[Records excerpted from a collection]
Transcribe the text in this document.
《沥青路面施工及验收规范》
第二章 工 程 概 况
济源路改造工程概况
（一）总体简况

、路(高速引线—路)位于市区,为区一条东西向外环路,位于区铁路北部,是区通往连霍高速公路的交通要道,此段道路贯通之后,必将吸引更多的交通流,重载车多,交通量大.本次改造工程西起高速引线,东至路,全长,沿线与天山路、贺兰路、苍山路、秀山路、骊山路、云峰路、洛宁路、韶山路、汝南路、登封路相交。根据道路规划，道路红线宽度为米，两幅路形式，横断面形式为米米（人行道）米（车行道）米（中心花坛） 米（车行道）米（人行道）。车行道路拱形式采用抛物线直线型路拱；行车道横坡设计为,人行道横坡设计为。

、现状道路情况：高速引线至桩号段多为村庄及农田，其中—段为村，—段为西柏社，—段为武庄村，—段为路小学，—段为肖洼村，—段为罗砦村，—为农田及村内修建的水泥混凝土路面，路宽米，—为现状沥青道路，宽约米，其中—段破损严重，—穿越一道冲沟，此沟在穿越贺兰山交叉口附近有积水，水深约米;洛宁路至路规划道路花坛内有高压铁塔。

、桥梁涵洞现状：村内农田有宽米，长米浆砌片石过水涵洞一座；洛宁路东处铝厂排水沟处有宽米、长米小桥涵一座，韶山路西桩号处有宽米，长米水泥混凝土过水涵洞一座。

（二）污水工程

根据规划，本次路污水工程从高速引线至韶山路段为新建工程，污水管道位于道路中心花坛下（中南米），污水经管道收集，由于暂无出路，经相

» TASK
Please reproduce every line of the material word for word.

» EXERCISE RESULT
Transcribe the text in this document.
《沥青路面施工及验收规范》
第二章 工 程 概 况
济源路改造工程概况
（一）总体简况

、路(高速引线—路)位于市区,为区一条东西向外环路,位于区铁路北部,是区通往连霍高速公路的交通要道,此段道路贯通之后,必将吸引更多的交通流,重载车多,交通量大.本次改造工程西起高速引线,东至路,全长,沿线与天山路、贺兰路、苍山路、秀山路、骊山路、云峰路、洛宁路、韶山路、汝南路、登封路相交。根据道路规划，道路红线宽度为米，两幅路形式，横断面形式为米米（人行道）米（车行道）米（中心花坛） 米（车行道）米（人行道）。车行道路拱形式采用抛物线直线型路拱；行车道横坡设计为,人行道横坡设计为。

、现状道路情况：高速引线至桩号段多为村庄及农田，其中—段为村，—段为西柏社，—段为武庄村，—段为路小学，—段为肖洼村，—段为罗砦村，—为农田及村内修建的水泥混凝土路面，路宽米，—为现状沥青道路，宽约米，其中—段破损严重，—穿越一道冲沟，此沟在穿越贺兰山交叉口附近有积水，水深约米;洛宁路至路规划道路花坛内有高压铁塔。

、桥梁涵洞现状：村内农田有宽米，长米浆砌片石过水涵洞一座；洛宁路东处铝厂排水沟处有宽米、长米小桥涵一座，韶山路西桩号处有宽米，长米水泥混凝土过水涵洞一座。

（二）污水工程

根据规划，本次路污水工程从高速引线至韶山路段为新建工程，污水管道位于道路中心花坛下（中南米），污水经管道收集，由于暂无出路，经相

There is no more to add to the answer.